::: Data excerpts

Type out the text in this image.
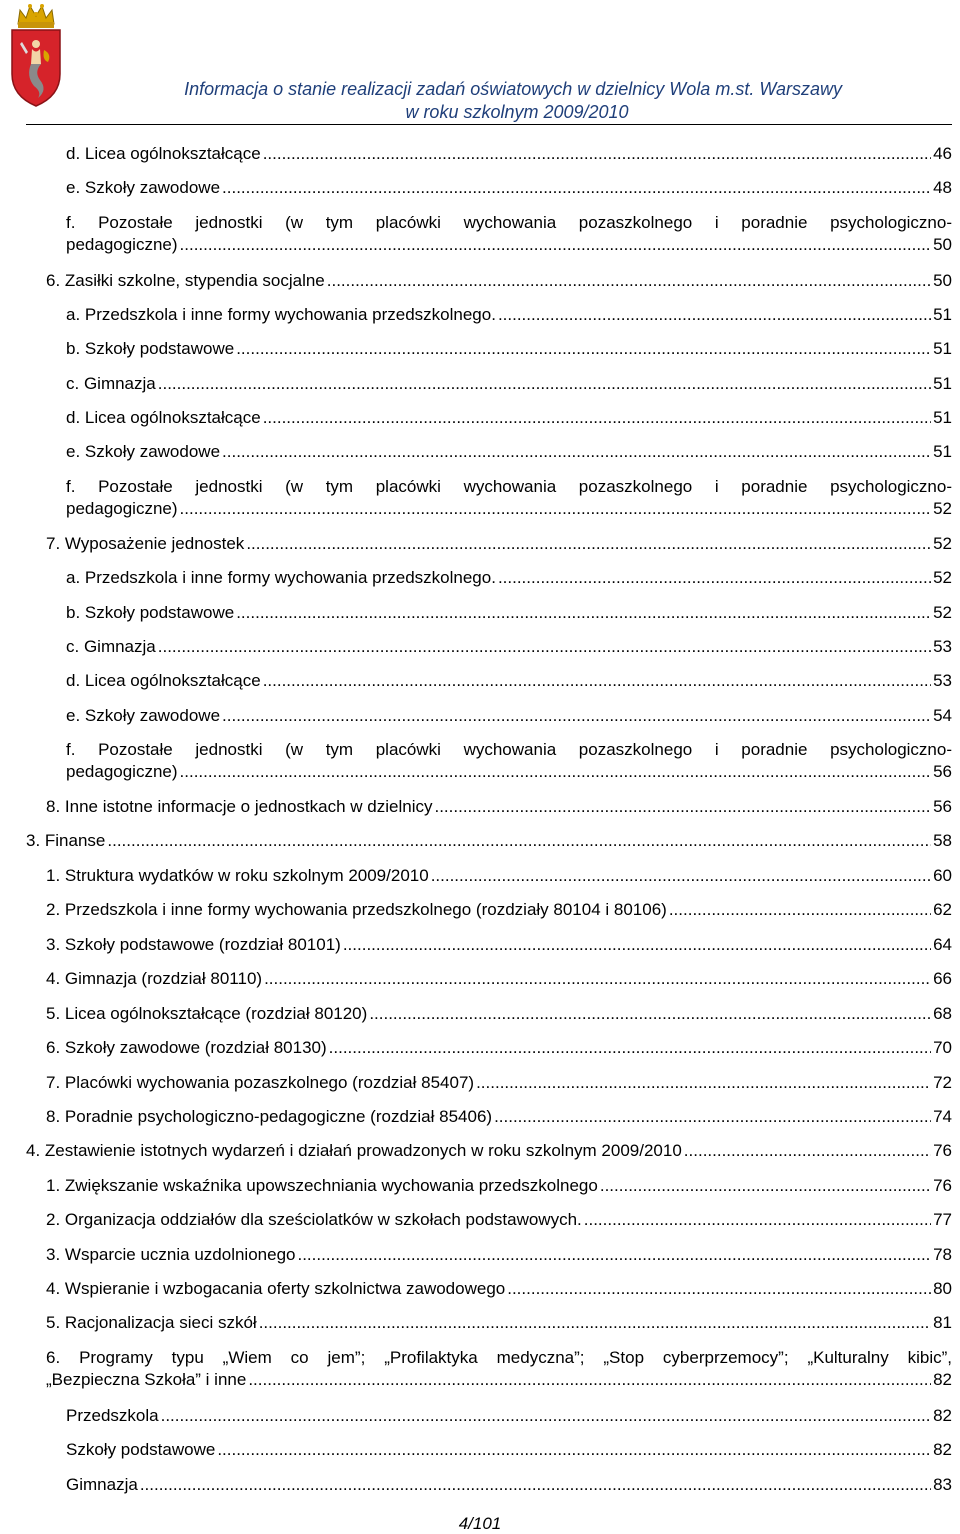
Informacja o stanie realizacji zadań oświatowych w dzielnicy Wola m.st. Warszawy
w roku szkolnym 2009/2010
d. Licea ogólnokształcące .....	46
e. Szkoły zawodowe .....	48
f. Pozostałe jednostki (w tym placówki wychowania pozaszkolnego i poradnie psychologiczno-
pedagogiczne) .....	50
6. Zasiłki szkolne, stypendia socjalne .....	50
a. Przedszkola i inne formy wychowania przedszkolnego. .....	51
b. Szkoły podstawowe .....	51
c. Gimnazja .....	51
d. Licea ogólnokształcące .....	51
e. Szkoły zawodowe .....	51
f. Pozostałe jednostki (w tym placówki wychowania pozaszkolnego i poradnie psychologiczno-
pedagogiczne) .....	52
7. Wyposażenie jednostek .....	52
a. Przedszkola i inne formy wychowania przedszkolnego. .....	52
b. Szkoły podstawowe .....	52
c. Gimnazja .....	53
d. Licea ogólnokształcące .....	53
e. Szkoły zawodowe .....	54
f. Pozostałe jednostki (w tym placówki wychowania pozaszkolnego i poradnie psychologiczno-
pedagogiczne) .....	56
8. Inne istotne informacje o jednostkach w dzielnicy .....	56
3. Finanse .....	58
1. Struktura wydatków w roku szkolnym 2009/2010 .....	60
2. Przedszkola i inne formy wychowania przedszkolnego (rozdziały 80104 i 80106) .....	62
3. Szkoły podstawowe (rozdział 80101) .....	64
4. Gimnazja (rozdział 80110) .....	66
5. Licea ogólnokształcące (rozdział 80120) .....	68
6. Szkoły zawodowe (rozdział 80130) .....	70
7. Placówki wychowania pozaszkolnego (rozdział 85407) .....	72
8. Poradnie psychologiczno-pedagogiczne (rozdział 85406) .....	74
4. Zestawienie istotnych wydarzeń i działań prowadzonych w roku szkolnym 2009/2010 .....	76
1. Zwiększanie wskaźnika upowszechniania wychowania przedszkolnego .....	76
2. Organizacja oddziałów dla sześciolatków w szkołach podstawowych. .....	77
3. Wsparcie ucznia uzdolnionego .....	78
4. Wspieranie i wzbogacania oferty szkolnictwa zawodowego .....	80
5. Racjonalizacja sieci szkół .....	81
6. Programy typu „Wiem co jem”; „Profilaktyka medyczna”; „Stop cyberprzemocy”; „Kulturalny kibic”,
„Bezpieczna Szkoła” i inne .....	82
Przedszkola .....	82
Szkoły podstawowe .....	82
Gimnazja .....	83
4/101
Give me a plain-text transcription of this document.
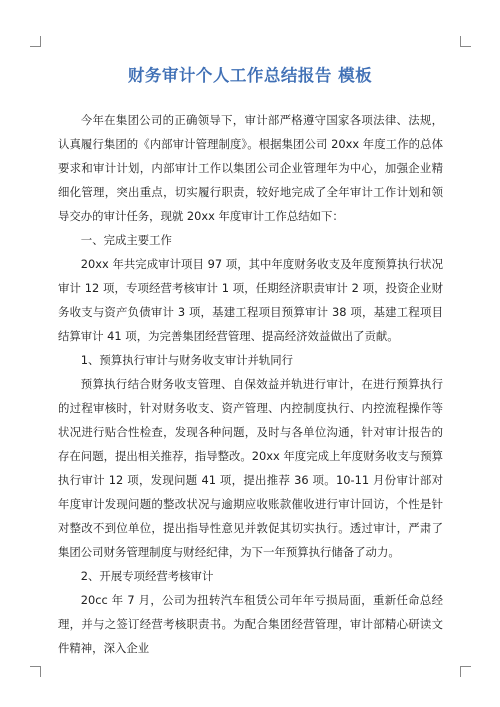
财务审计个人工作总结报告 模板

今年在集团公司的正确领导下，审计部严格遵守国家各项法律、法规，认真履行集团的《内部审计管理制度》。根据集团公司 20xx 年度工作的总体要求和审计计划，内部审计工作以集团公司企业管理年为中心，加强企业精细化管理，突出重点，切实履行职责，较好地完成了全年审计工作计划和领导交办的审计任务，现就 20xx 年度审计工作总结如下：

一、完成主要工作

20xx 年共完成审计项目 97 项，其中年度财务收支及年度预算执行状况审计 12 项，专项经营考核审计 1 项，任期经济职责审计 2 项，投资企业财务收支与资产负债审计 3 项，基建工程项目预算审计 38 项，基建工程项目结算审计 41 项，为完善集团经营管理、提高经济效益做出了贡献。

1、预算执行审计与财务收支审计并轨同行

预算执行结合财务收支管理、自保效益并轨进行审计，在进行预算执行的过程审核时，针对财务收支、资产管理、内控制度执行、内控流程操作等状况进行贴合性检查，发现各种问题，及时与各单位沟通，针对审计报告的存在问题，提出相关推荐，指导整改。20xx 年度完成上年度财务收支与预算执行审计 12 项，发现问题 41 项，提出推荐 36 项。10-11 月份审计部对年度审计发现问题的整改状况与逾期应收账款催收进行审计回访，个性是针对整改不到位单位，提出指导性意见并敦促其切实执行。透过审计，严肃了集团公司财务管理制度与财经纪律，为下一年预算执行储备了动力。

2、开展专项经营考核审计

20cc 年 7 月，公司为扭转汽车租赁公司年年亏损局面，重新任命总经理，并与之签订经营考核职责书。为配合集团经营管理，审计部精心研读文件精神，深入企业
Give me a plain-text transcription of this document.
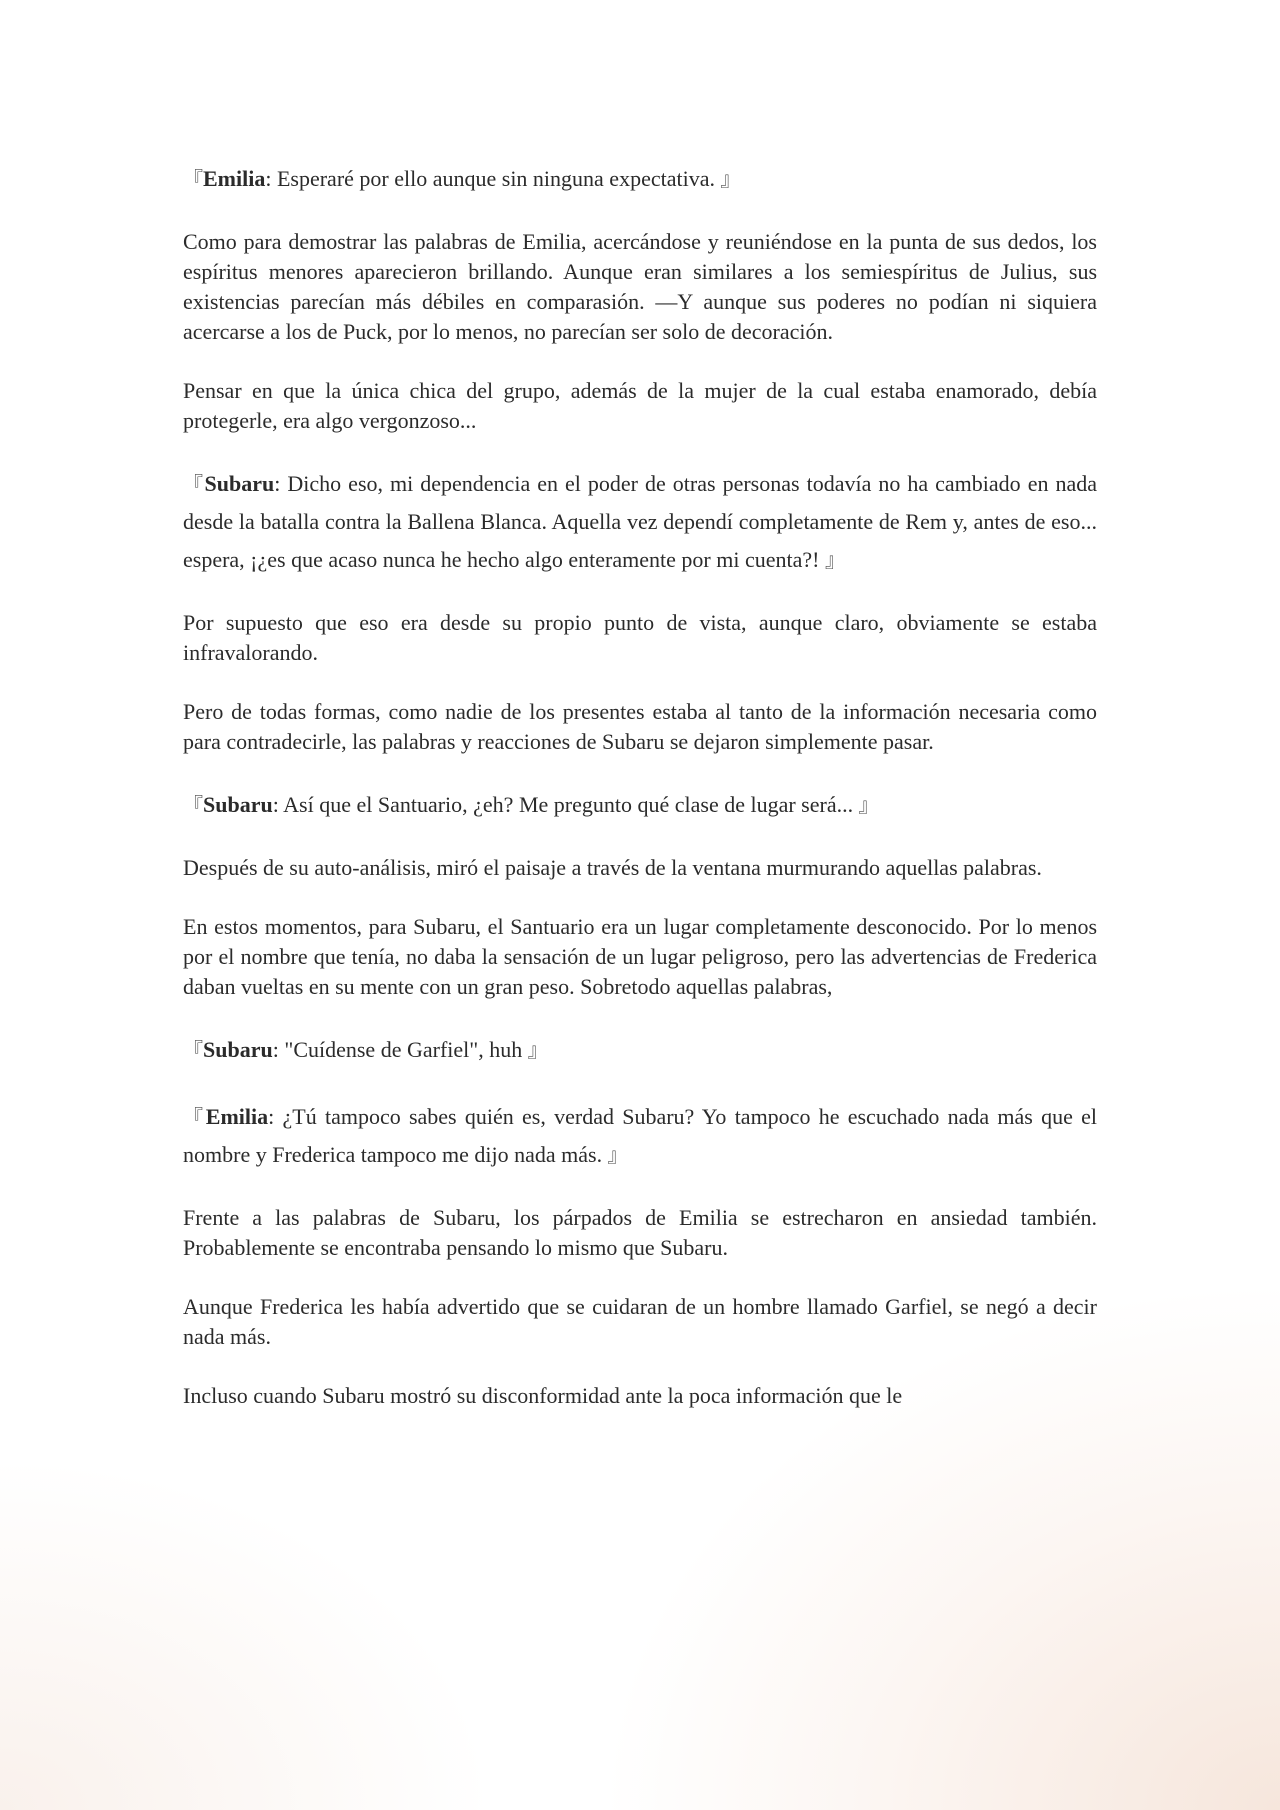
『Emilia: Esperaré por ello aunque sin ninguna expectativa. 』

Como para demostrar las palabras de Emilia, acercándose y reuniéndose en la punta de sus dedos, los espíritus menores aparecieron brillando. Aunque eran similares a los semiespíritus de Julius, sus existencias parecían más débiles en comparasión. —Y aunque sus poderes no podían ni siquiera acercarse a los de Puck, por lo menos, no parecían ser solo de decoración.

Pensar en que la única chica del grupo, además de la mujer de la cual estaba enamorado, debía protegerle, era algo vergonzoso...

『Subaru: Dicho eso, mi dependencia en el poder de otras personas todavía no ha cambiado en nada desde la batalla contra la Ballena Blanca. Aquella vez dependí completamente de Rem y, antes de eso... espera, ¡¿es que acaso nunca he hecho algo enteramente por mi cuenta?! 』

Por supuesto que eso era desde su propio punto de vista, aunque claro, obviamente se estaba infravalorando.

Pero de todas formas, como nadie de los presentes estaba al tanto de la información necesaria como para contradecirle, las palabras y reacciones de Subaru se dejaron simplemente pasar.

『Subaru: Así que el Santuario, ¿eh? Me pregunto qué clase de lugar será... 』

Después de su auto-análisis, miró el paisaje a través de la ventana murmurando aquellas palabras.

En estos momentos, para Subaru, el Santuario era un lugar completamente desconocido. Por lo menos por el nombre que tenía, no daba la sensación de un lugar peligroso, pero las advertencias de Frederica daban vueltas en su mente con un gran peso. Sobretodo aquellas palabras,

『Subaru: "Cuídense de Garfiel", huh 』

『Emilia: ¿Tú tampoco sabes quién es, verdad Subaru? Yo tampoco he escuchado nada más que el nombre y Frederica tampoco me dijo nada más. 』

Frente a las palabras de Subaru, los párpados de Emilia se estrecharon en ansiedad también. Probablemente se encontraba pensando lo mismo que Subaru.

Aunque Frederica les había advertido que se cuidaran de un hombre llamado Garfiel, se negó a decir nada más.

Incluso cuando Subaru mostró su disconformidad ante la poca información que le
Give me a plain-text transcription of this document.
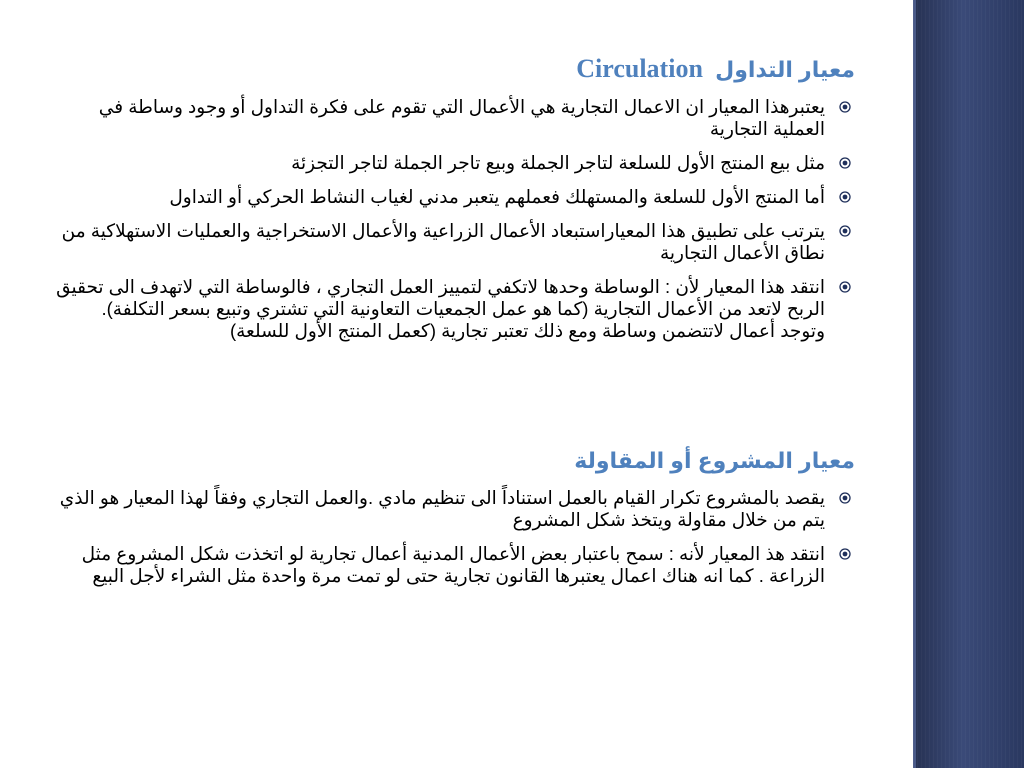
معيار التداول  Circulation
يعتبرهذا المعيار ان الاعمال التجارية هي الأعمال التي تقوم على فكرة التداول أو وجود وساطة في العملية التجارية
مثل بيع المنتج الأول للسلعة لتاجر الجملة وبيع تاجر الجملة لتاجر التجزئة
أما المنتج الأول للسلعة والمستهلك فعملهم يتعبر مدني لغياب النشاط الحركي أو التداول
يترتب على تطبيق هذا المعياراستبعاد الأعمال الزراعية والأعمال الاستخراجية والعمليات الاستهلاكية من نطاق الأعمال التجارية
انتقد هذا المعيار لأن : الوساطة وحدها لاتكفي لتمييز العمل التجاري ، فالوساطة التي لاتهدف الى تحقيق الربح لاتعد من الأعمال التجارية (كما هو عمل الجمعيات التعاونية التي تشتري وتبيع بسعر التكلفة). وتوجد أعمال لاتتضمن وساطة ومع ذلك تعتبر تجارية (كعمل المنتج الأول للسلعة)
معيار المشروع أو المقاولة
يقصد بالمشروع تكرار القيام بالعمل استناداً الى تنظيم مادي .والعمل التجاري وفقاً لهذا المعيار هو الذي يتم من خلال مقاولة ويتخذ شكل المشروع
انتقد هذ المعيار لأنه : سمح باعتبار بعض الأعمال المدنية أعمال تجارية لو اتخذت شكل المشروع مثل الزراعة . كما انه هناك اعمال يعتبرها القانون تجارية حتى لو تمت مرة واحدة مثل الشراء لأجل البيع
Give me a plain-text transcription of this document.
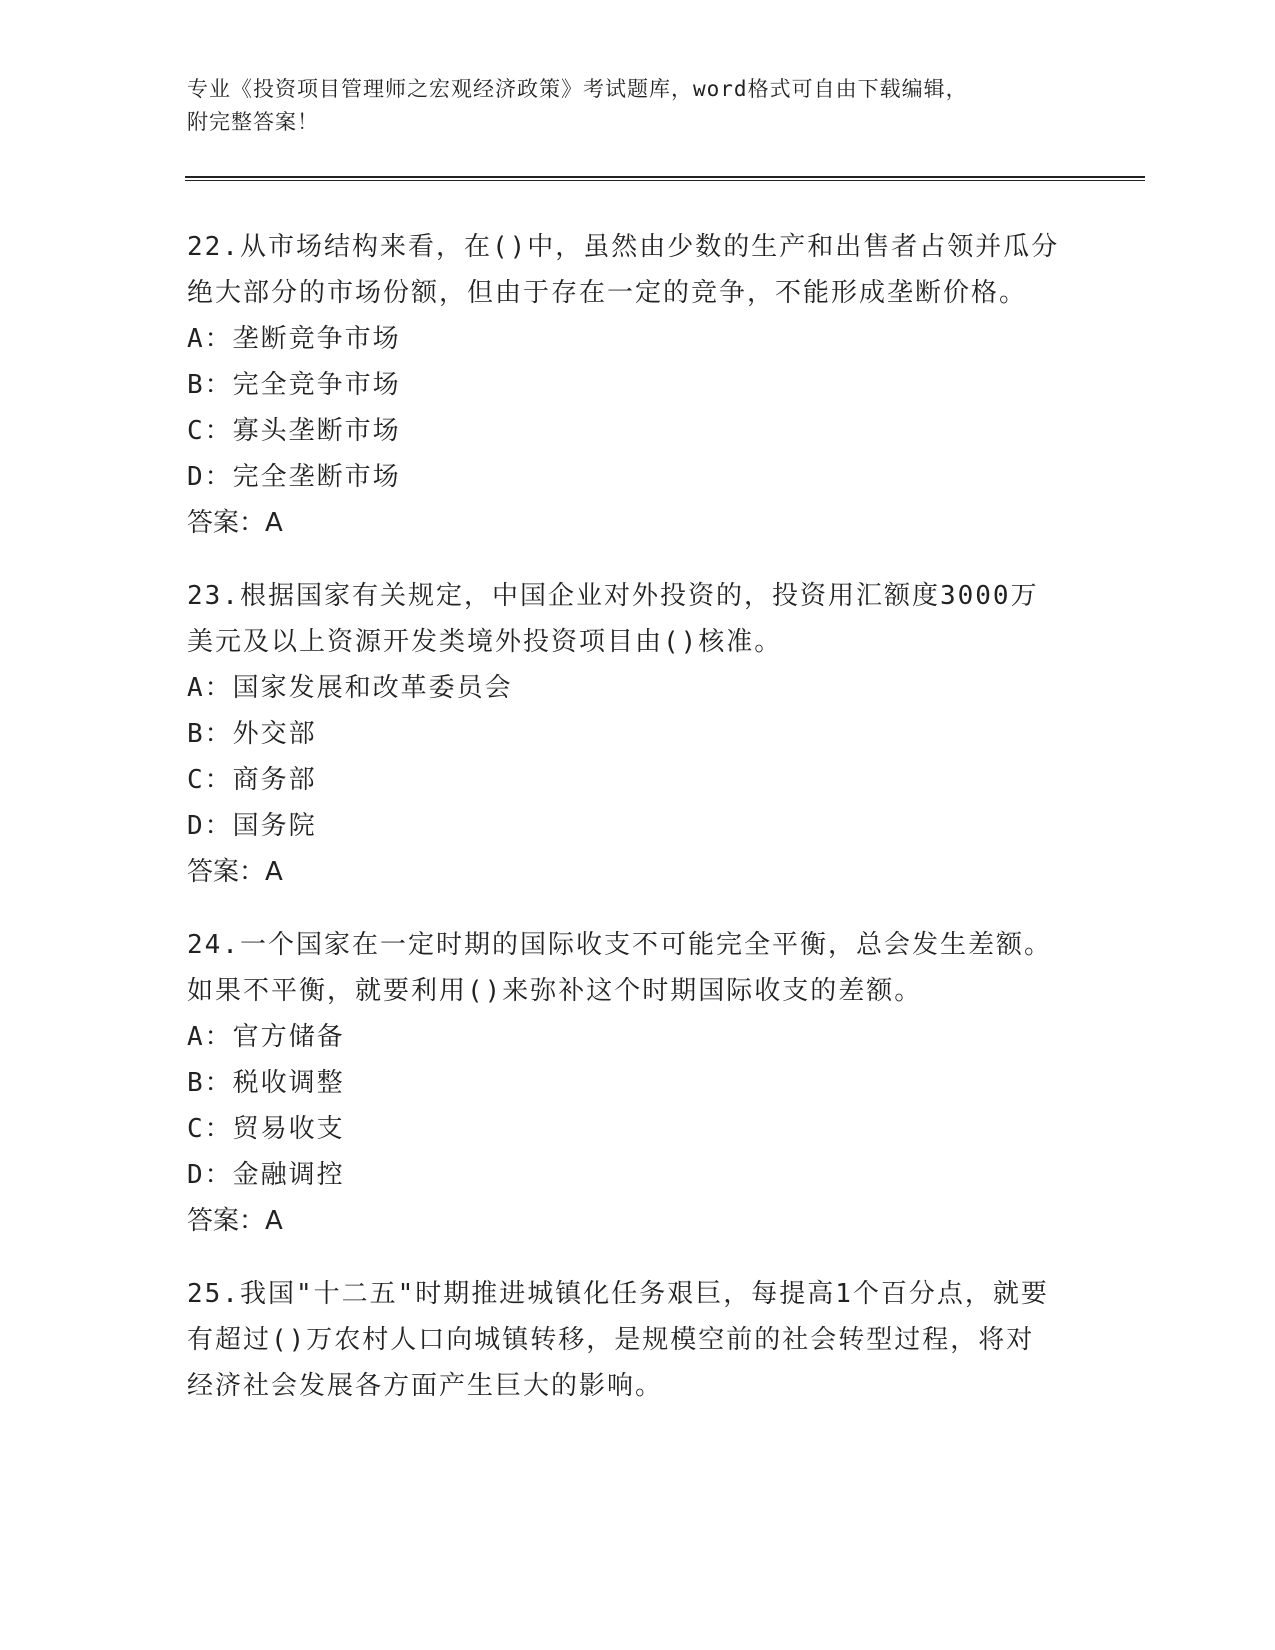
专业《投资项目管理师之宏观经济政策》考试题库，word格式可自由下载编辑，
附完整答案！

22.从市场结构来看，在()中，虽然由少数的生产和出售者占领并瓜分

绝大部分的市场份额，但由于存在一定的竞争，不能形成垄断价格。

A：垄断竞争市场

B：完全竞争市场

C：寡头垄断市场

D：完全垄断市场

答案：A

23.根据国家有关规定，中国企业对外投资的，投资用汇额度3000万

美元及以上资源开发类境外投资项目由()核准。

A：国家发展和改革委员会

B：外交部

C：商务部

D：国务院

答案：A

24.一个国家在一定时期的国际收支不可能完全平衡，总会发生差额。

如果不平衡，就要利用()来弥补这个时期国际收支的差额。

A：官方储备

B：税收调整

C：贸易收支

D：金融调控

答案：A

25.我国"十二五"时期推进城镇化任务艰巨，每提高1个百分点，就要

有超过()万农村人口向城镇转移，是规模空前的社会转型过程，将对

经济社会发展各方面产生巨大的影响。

::::::

What is asked =>
Report how many lines contain "Szkoły". Give nothing but the number.

Task result =>
8